PROBLEM TO WORK ON: Keep every line where the word "title" appears; drop the rest.

DATA EXCERPTS:
---*---

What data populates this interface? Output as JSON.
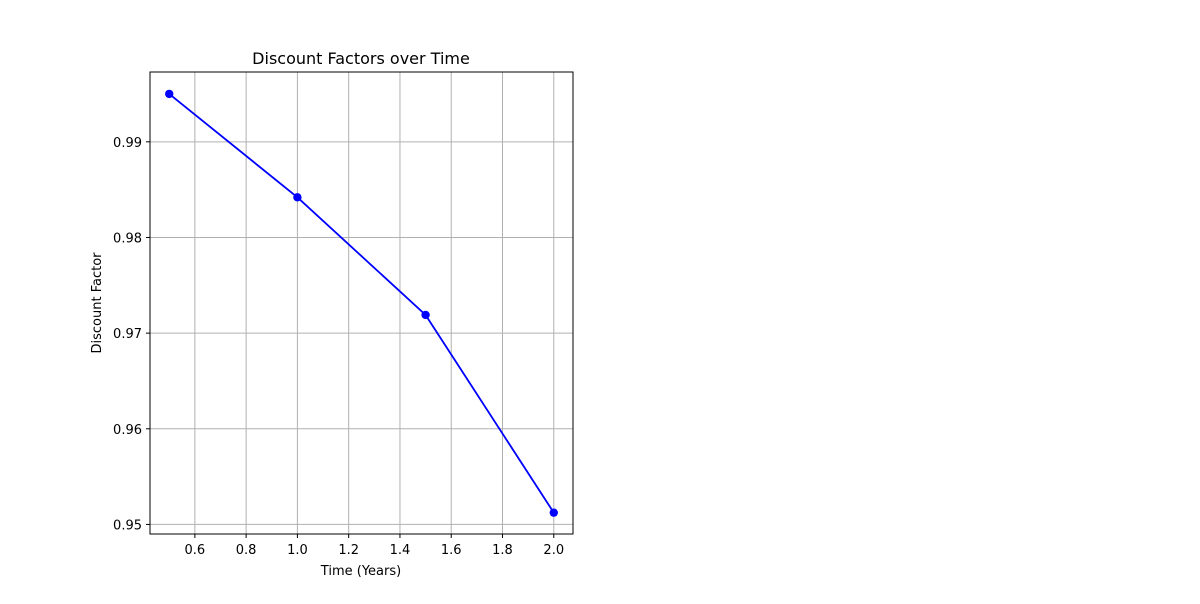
{
  "chart_data": {
    "type": "line",
    "title": "Discount Factors over Time",
    "xlabel": "Time (Years)",
    "ylabel": "Discount Factor",
    "x": [
      0.5,
      1.0,
      1.5,
      2.0
    ],
    "series": [
      {
        "values": [
          0.99501,
          0.9842,
          0.9719,
          0.95123
        ],
        "color": "#0000ff",
        "marker": "circle"
      }
    ],
    "xlim": [
      0.425,
      2.075
    ],
    "ylim": [
      0.949,
      0.9973
    ],
    "xticks": [
      "0.6",
      "0.8",
      "1.0",
      "1.2",
      "1.4",
      "1.6",
      "1.8",
      "2.0"
    ],
    "yticks": [
      "0.95",
      "0.96",
      "0.97",
      "0.98",
      "0.99"
    ],
    "grid": true,
    "legend": "none"
  }
}
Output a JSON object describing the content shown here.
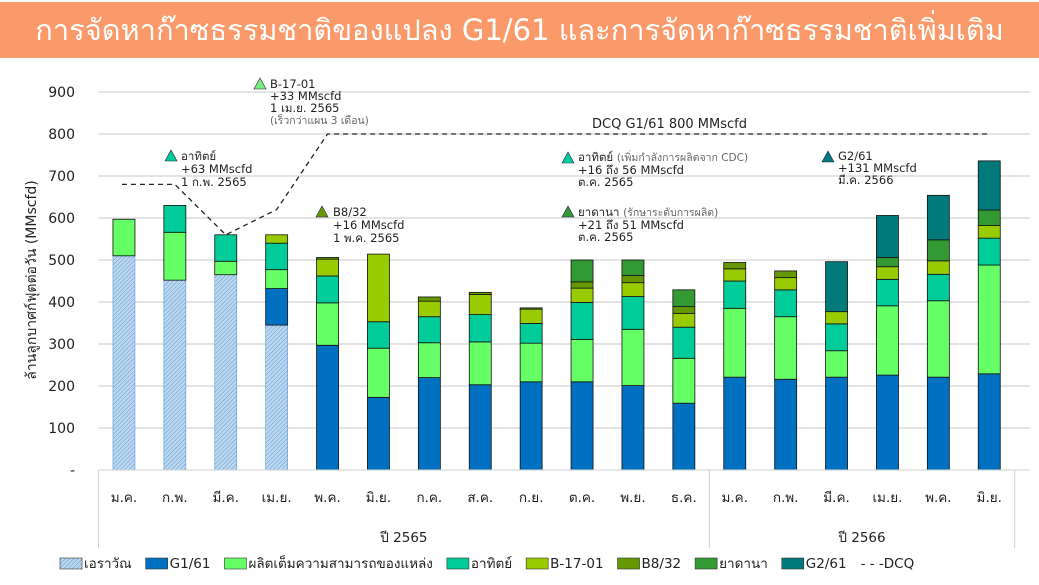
{
  "header": {
    "title": "การจัดหาก๊าซธรรมชาติของแปลง G1/61 และการจัดหาก๊าซธรรมชาติเพิ่มเติม"
  },
  "chart_data": {
    "type": "bar",
    "stacked": true,
    "title": "การจัดหาก๊าซธรรมชาติของแปลง G1/61 และการจัดหาก๊าซธรรมชาติเพิ่มเติม",
    "ylabel": "ล้านลูกบาศก์ฟุตต่อวัน (MMscfd)",
    "xlabel": "",
    "ylim": [
      0,
      900
    ],
    "yticks": [
      "-",
      "100",
      "200",
      "300",
      "400",
      "500",
      "600",
      "700",
      "800",
      "900"
    ],
    "grid": true,
    "legend_position": "bottom",
    "categories": [
      "ม.ค.",
      "ก.พ.",
      "มี.ค.",
      "เม.ย.",
      "พ.ค.",
      "มิ.ย.",
      "ก.ค.",
      "ส.ค.",
      "ก.ย.",
      "ต.ค.",
      "พ.ย.",
      "ธ.ค.",
      "ม.ค.",
      "ก.พ.",
      "มี.ค.",
      "เม.ย.",
      "พ.ค.",
      "มิ.ย."
    ],
    "year_groups": [
      {
        "label": "ปี 2565",
        "count": 12
      },
      {
        "label": "ปี 2566",
        "count": 6
      }
    ],
    "series": [
      {
        "name": "เอราวัณ",
        "color": "#9DC3E6",
        "hatched": true,
        "values": [
          510,
          452,
          465,
          345,
          0,
          0,
          0,
          0,
          0,
          0,
          0,
          0,
          0,
          0,
          0,
          0,
          0,
          0
        ]
      },
      {
        "name": "G1/61",
        "color": "#0070C0",
        "values": [
          0,
          0,
          0,
          87,
          297,
          173,
          220,
          203,
          210,
          210,
          201,
          159,
          221,
          216,
          221,
          226,
          221,
          229
        ]
      },
      {
        "name": "ผลิตเต็มความสามารถของแหล่ง",
        "color": "#66FF66",
        "values": [
          87,
          114,
          32,
          45,
          101,
          117,
          83,
          102,
          92,
          101,
          134,
          107,
          164,
          149,
          63,
          165,
          182,
          259
        ]
      },
      {
        "name": "อาทิตย์",
        "color": "#00CC99",
        "values": [
          0,
          64,
          63,
          63,
          64,
          63,
          62,
          65,
          47,
          88,
          78,
          74,
          65,
          64,
          64,
          63,
          63,
          64
        ]
      },
      {
        "name": "B-17-01",
        "color": "#99CC00",
        "values": [
          0,
          0,
          0,
          20,
          40,
          161,
          37,
          48,
          34,
          34,
          33,
          33,
          29,
          29,
          29,
          30,
          32,
          30
        ]
      },
      {
        "name": "B8/32",
        "color": "#669900",
        "values": [
          0,
          0,
          0,
          0,
          4,
          0,
          10,
          5,
          3,
          15,
          17,
          16,
          15,
          16,
          0,
          0,
          0,
          0
        ]
      },
      {
        "name": "ยาดานา",
        "color": "#339933",
        "values": [
          0,
          0,
          0,
          0,
          0,
          0,
          0,
          0,
          0,
          52,
          37,
          40,
          0,
          0,
          0,
          22,
          50,
          37
        ]
      },
      {
        "name": "G2/61",
        "color": "#007A7A",
        "values": [
          0,
          0,
          0,
          0,
          0,
          0,
          0,
          0,
          0,
          0,
          0,
          0,
          0,
          0,
          119,
          100,
          106,
          117
        ]
      }
    ],
    "line_series": {
      "name": "DCQ",
      "legend_label": "- - -DCQ",
      "style": "dashed",
      "values": [
        680,
        680,
        560,
        620,
        800,
        800,
        800,
        800,
        800,
        800,
        800,
        800,
        800,
        800,
        800,
        800,
        800,
        800
      ]
    },
    "annotations": [
      {
        "id": "arthit",
        "color": "#00CC99",
        "lines": [
          "อาทิตย์",
          "+63 MMscfd",
          "1 ก.พ. 2565"
        ]
      },
      {
        "id": "b17",
        "color": "#66DD66",
        "lines": [
          "B-17-01",
          "+33 MMscfd",
          "1 เม.ย. 2565"
        ],
        "note": "(เร็วกว่าแผน 3 เดือน)"
      },
      {
        "id": "b8",
        "color": "#669900",
        "lines": [
          "B8/32",
          "+16 MMscfd",
          "1 พ.ค. 2565"
        ]
      },
      {
        "id": "dcq",
        "lines": [
          "DCQ G1/61 800 MMscfd"
        ]
      },
      {
        "id": "arthit_cdc",
        "color": "#00CC99",
        "lines": [
          "อาทิตย์",
          "+16 ถึง 56 MMscfd",
          "ต.ค. 2565"
        ],
        "note": "(เพิ่มกำลังการผลิตจาก CDC)"
      },
      {
        "id": "yadana",
        "color": "#339933",
        "lines": [
          "ยาดานา",
          "+21 ถึง 51 MMscfd",
          "ต.ค. 2565"
        ],
        "note": "(รักษาระดับการผลิต)"
      },
      {
        "id": "g2",
        "color": "#007A7A",
        "lines": [
          "G2/61",
          "+131 MMscfd",
          "มี.ค. 2566"
        ]
      }
    ]
  }
}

---*---

TASK ANSWER:
    "title": "Discount Factors over Time",
    "title": "การจัดหาก๊าซธรรมชาติของแปลง G1/61 และการจัดหาก๊าซธรรมชาติเพิ่มเติม"
    "title": "การจัดหาก๊าซธรรมชาติของแปลง G1/61 และการจัดหาก๊าซธรรมชาติเพิ่มเติม",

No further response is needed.